* Begin Extracted entries *
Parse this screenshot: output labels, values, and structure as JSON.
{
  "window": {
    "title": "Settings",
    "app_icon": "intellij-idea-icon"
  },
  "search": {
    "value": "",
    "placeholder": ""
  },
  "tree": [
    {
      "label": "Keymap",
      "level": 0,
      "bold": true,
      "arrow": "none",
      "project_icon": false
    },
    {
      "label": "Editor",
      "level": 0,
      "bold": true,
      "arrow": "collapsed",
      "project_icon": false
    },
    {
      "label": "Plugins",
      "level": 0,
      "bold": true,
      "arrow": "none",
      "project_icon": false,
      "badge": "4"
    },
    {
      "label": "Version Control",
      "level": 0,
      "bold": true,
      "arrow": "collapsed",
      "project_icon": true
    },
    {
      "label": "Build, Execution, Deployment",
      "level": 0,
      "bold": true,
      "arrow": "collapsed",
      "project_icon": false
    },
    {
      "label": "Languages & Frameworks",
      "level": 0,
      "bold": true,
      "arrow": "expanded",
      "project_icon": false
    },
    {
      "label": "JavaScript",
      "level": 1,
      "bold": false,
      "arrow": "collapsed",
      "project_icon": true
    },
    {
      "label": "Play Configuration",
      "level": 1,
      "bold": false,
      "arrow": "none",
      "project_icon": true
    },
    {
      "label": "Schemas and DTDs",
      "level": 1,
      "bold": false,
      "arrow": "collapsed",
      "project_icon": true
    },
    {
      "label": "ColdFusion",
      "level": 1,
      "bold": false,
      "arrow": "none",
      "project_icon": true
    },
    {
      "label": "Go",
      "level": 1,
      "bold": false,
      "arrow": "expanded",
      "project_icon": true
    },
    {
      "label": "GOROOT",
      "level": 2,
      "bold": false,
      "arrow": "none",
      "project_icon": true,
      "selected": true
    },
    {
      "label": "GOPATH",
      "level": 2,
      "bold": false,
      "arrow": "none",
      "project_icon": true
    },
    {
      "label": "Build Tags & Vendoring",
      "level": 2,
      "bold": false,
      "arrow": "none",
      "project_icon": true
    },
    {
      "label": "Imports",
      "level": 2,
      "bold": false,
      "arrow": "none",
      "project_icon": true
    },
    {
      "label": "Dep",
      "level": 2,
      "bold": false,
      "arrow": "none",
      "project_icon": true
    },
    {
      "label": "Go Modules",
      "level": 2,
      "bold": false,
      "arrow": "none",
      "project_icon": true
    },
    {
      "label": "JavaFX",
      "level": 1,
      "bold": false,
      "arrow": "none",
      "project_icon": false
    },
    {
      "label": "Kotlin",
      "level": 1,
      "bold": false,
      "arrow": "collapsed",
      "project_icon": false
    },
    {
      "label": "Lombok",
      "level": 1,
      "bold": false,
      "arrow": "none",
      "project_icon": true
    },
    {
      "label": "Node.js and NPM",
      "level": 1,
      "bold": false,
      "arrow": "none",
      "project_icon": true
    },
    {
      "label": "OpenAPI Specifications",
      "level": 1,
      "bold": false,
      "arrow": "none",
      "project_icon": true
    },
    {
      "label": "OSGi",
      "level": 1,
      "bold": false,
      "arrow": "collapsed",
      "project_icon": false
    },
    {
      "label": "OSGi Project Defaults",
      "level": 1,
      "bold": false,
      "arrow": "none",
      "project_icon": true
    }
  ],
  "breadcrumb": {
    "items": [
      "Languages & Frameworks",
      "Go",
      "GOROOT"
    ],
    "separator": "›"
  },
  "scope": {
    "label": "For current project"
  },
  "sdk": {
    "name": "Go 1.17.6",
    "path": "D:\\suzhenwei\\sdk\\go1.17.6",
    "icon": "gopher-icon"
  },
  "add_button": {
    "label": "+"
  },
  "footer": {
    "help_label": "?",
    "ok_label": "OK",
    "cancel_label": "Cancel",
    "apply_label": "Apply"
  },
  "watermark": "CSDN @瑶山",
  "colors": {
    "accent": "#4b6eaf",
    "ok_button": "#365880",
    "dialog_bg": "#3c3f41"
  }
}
* End Extracted entries *
*Instructions for the task:*
Set all of the entries down again, exactly as they were given.

*Exercise response:*
Parse this screenshot: output labels, values, and structure as JSON.
{
  "window": {
    "title": "Settings",
    "app_icon": "intellij-idea-icon"
  },
  "search": {
    "value": "",
    "placeholder": ""
  },
  "tree": [
    {
      "label": "Keymap",
      "level": 0,
      "bold": true,
      "arrow": "none",
      "project_icon": false
    },
    {
      "label": "Editor",
      "level": 0,
      "bold": true,
      "arrow": "collapsed",
      "project_icon": false
    },
    {
      "label": "Plugins",
      "level": 0,
      "bold": true,
      "arrow": "none",
      "project_icon": false,
      "badge": "4"
    },
    {
      "label": "Version Control",
      "level": 0,
      "bold": true,
      "arrow": "collapsed",
      "project_icon": true
    },
    {
      "label": "Build, Execution, Deployment",
      "level": 0,
      "bold": true,
      "arrow": "collapsed",
      "project_icon": false
    },
    {
      "label": "Languages & Frameworks",
      "level": 0,
      "bold": true,
      "arrow": "expanded",
      "project_icon": false
    },
    {
      "label": "JavaScript",
      "level": 1,
      "bold": false,
      "arrow": "collapsed",
      "project_icon": true
    },
    {
      "label": "Play Configuration",
      "level": 1,
      "bold": false,
      "arrow": "none",
      "project_icon": true
    },
    {
      "label": "Schemas and DTDs",
      "level": 1,
      "bold": false,
      "arrow": "collapsed",
      "project_icon": true
    },
    {
      "label": "ColdFusion",
      "level": 1,
      "bold": false,
      "arrow": "none",
      "project_icon": true
    },
    {
      "label": "Go",
      "level": 1,
      "bold": false,
      "arrow": "expanded",
      "project_icon": true
    },
    {
      "label": "GOROOT",
      "level": 2,
      "bold": false,
      "arrow": "none",
      "project_icon": true,
      "selected": true
    },
    {
      "label": "GOPATH",
      "level": 2,
      "bold": false,
      "arrow": "none",
      "project_icon": true
    },
    {
      "label": "Build Tags & Vendoring",
      "level": 2,
      "bold": false,
      "arrow": "none",
      "project_icon": true
    },
    {
      "label": "Imports",
      "level": 2,
      "bold": false,
      "arrow": "none",
      "project_icon": true
    },
    {
      "label": "Dep",
      "level": 2,
      "bold": false,
      "arrow": "none",
      "project_icon": true
    },
    {
      "label": "Go Modules",
      "level": 2,
      "bold": false,
      "arrow": "none",
      "project_icon": true
    },
    {
      "label": "JavaFX",
      "level": 1,
      "bold": false,
      "arrow": "none",
      "project_icon": false
    },
    {
      "label": "Kotlin",
      "level": 1,
      "bold": false,
      "arrow": "collapsed",
      "project_icon": false
    },
    {
      "label": "Lombok",
      "level": 1,
      "bold": false,
      "arrow": "none",
      "project_icon": true
    },
    {
      "label": "Node.js and NPM",
      "level": 1,
      "bold": false,
      "arrow": "none",
      "project_icon": true
    },
    {
      "label": "OpenAPI Specifications",
      "level": 1,
      "bold": false,
      "arrow": "none",
      "project_icon": true
    },
    {
      "label": "OSGi",
      "level": 1,
      "bold": false,
      "arrow": "collapsed",
      "project_icon": false
    },
    {
      "label": "OSGi Project Defaults",
      "level": 1,
      "bold": false,
      "arrow": "none",
      "project_icon": true
    }
  ],
  "breadcrumb": {
    "items": [
      "Languages & Frameworks",
      "Go",
      "GOROOT"
    ],
    "separator": "›"
  },
  "scope": {
    "label": "For current project"
  },
  "sdk": {
    "name": "Go 1.17.6",
    "path": "D:\\suzhenwei\\sdk\\go1.17.6",
    "icon": "gopher-icon"
  },
  "add_button": {
    "label": "+"
  },
  "footer": {
    "help_label": "?",
    "ok_label": "OK",
    "cancel_label": "Cancel",
    "apply_label": "Apply"
  },
  "watermark": "CSDN @瑶山",
  "colors": {
    "accent": "#4b6eaf",
    "ok_button": "#365880",
    "dialog_bg": "#3c3f41"
  }
}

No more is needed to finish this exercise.